- Recorded data
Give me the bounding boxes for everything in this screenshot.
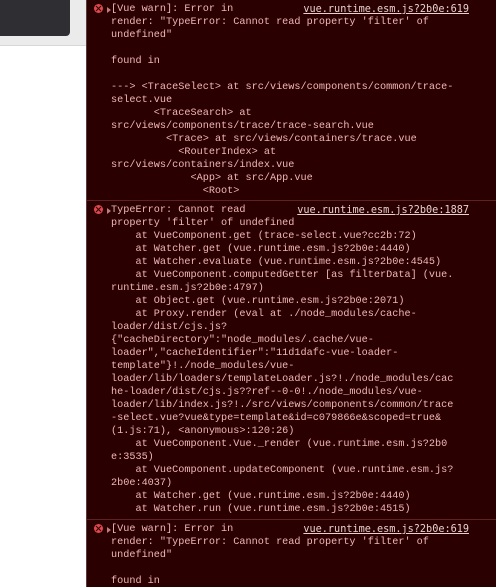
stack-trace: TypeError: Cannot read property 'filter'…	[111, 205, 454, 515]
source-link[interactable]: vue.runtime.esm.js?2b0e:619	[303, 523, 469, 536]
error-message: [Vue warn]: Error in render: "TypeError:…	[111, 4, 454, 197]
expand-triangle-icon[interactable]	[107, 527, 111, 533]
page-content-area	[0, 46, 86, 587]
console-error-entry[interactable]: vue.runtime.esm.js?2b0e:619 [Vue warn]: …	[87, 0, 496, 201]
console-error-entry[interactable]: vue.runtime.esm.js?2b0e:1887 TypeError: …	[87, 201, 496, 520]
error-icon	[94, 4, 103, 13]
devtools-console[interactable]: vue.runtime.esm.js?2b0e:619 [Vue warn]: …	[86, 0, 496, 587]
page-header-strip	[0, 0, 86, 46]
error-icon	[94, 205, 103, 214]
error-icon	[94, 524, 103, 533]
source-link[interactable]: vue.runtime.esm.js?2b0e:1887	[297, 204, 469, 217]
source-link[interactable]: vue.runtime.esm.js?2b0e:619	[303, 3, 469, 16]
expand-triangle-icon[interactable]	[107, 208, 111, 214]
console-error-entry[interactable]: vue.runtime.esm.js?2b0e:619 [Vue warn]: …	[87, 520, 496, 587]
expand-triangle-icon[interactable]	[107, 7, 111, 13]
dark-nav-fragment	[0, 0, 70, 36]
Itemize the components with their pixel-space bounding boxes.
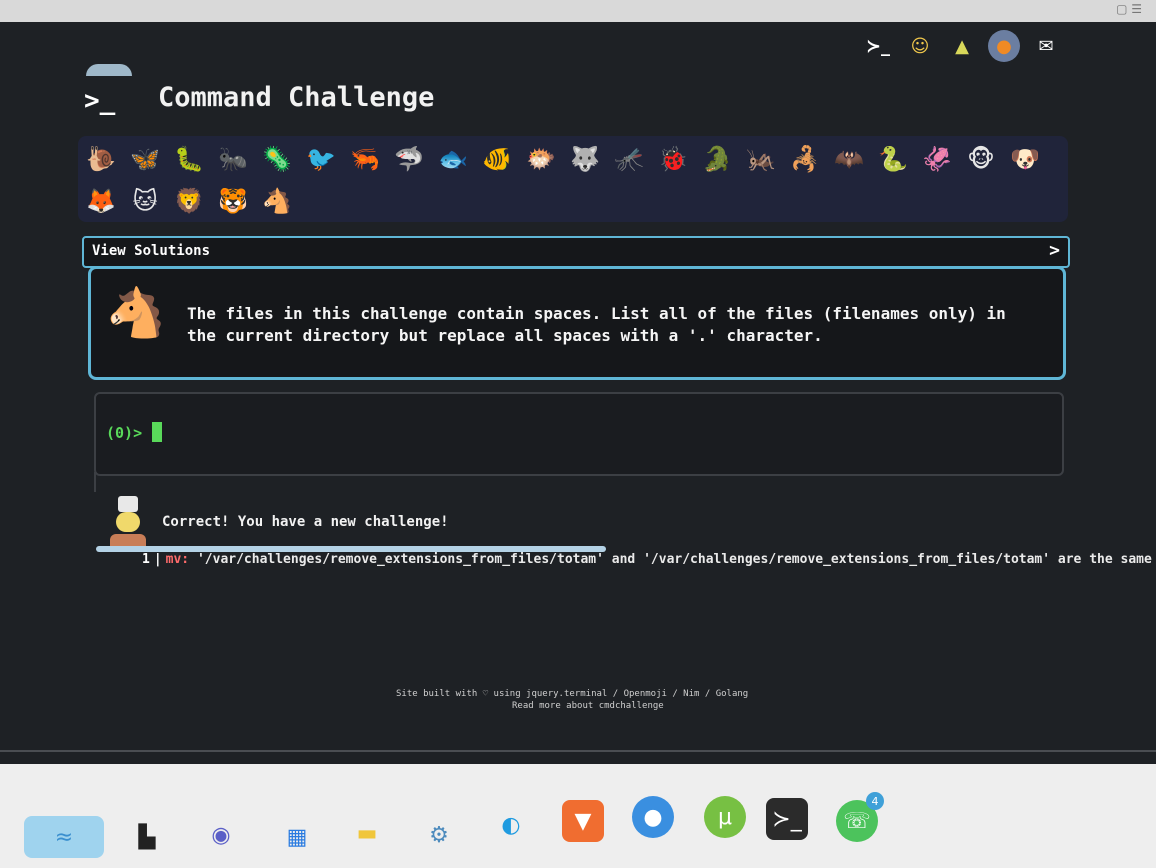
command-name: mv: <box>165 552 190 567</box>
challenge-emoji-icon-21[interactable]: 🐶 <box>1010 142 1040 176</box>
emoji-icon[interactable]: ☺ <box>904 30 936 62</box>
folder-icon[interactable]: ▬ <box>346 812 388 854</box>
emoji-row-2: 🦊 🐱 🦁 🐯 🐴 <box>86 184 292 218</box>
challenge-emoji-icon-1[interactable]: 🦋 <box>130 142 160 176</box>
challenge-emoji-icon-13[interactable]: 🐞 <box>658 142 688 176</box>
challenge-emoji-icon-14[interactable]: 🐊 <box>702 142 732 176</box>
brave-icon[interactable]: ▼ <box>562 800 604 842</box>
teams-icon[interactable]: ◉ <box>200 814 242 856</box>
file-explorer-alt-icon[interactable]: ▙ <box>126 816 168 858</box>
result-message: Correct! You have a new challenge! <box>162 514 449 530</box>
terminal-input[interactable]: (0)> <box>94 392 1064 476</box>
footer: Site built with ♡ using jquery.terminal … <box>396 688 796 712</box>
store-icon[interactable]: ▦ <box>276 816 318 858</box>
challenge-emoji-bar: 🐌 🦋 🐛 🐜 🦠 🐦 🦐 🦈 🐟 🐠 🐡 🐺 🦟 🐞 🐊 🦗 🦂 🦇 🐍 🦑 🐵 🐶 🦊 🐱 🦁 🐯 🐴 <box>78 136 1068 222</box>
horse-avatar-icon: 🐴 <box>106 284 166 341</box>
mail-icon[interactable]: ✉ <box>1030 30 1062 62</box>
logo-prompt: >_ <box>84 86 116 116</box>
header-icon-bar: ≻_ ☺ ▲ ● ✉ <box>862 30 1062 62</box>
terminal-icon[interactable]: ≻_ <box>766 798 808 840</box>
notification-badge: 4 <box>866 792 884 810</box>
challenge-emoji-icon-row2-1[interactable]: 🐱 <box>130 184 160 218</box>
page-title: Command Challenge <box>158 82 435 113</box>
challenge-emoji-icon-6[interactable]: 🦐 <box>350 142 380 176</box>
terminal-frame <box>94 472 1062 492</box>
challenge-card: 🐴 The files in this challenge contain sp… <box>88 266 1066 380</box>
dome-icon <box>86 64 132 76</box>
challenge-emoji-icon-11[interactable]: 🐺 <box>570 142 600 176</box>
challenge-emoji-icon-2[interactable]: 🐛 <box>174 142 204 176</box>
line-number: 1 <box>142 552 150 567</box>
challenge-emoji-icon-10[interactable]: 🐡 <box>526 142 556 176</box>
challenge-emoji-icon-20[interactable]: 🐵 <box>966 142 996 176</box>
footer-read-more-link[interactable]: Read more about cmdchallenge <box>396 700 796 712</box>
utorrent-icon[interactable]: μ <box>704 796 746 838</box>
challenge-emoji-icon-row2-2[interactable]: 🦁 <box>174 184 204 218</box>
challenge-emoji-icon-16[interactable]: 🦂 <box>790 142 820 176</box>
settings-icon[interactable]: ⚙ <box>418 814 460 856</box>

- Task instructions
Change every "[interactable]" in the items above to "[clickable]" and leave everything else as it is. Omit the pictures from your answer.

- Solution to this problem
Give me the bounding boxes for everything in this screenshot.
stack-trace: TypeError: Cannot read property 'filter'…	[111, 205, 454, 515]
source-link[clickable]: vue.runtime.esm.js?2b0e:619	[303, 523, 469, 536]
error-message: [Vue warn]: Error in render: "TypeError:…	[111, 4, 454, 197]
expand-triangle-icon[clickable]	[107, 527, 111, 533]
page-content-area	[0, 46, 86, 587]
console-error-entry[clickable]: vue.runtime.esm.js?2b0e:619 [Vue warn]: …	[87, 0, 496, 201]
console-error-entry[clickable]: vue.runtime.esm.js?2b0e:1887 TypeError: …	[87, 201, 496, 520]
error-icon	[94, 4, 103, 13]
devtools-console[clickable]: vue.runtime.esm.js?2b0e:619 [Vue warn]: …	[86, 0, 496, 587]
page-header-strip	[0, 0, 86, 46]
error-icon	[94, 205, 103, 214]
error-icon	[94, 524, 103, 533]
source-link[clickable]: vue.runtime.esm.js?2b0e:1887	[297, 204, 469, 217]
source-link[clickable]: vue.runtime.esm.js?2b0e:619	[303, 3, 469, 16]
expand-triangle-icon[clickable]	[107, 208, 111, 214]
console-error-entry[clickable]: vue.runtime.esm.js?2b0e:619 [Vue warn]: …	[87, 520, 496, 587]
expand-triangle-icon[clickable]	[107, 7, 111, 13]
dark-nav-fragment	[0, 0, 70, 36]
Itemize the components with their pixel-space bounding boxes.
command-name: mv: <box>165 552 190 567</box>
challenge-emoji-icon-21[clickable]: 🐶 <box>1010 142 1040 176</box>
emoji-icon[clickable]: ☺ <box>904 30 936 62</box>
folder-icon[clickable]: ▬ <box>346 812 388 854</box>
emoji-row-2: 🦊 🐱 🦁 🐯 🐴 <box>86 184 292 218</box>
challenge-emoji-icon-1[clickable]: 🦋 <box>130 142 160 176</box>
challenge-emoji-icon-13[clickable]: 🐞 <box>658 142 688 176</box>
challenge-emoji-icon-14[clickable]: 🐊 <box>702 142 732 176</box>
brave-icon[clickable]: ▼ <box>562 800 604 842</box>
teams-icon[clickable]: ◉ <box>200 814 242 856</box>
file-explorer-alt-icon[clickable]: ▙ <box>126 816 168 858</box>
result-message: Correct! You have a new challenge! <box>162 514 449 530</box>
terminal-input[clickable]: (0)> <box>94 392 1064 476</box>
footer: Site built with ♡ using jquery.terminal … <box>396 688 796 712</box>
store-icon[clickable]: ▦ <box>276 816 318 858</box>
challenge-emoji-bar: 🐌 🦋 🐛 🐜 🦠 🐦 🦐 🦈 🐟 🐠 🐡 🐺 🦟 🐞 🐊 🦗 🦂 🦇 🐍 🦑 🐵 🐶 🦊 🐱 🦁 🐯 🐴 <box>78 136 1068 222</box>
horse-avatar-icon: 🐴 <box>106 284 166 341</box>
mail-icon[clickable]: ✉ <box>1030 30 1062 62</box>
logo-prompt: >_ <box>84 86 116 116</box>
header-icon-bar: ≻_ ☺ ▲ ● ✉ <box>862 30 1062 62</box>
terminal-icon[clickable]: ≻_ <box>766 798 808 840</box>
notification-badge: 4 <box>866 792 884 810</box>
challenge-emoji-icon-row2-1[clickable]: 🐱 <box>130 184 160 218</box>
page-title: Command Challenge <box>158 82 435 113</box>
challenge-emoji-icon-6[clickable]: 🦐 <box>350 142 380 176</box>
terminal-frame <box>94 472 1062 492</box>
challenge-card: 🐴 The files in this challenge contain sp… <box>88 266 1066 380</box>
dome-icon <box>86 64 132 76</box>
challenge-emoji-icon-11[clickable]: 🐺 <box>570 142 600 176</box>
challenge-emoji-icon-2[clickable]: 🐛 <box>174 142 204 176</box>
line-number: 1 <box>142 552 150 567</box>
challenge-emoji-icon-10[clickable]: 🐡 <box>526 142 556 176</box>
challenge-emoji-icon-20[clickable]: 🐵 <box>966 142 996 176</box>
footer-read-more-link[clickable]: Read more about cmdchallenge <box>396 700 796 712</box>
utorrent-icon[clickable]: μ <box>704 796 746 838</box>
challenge-emoji-icon-row2-2[clickable]: 🦁 <box>174 184 204 218</box>
challenge-emoji-icon-16[clickable]: 🦂 <box>790 142 820 176</box>
settings-icon[clickable]: ⚙ <box>418 814 460 856</box>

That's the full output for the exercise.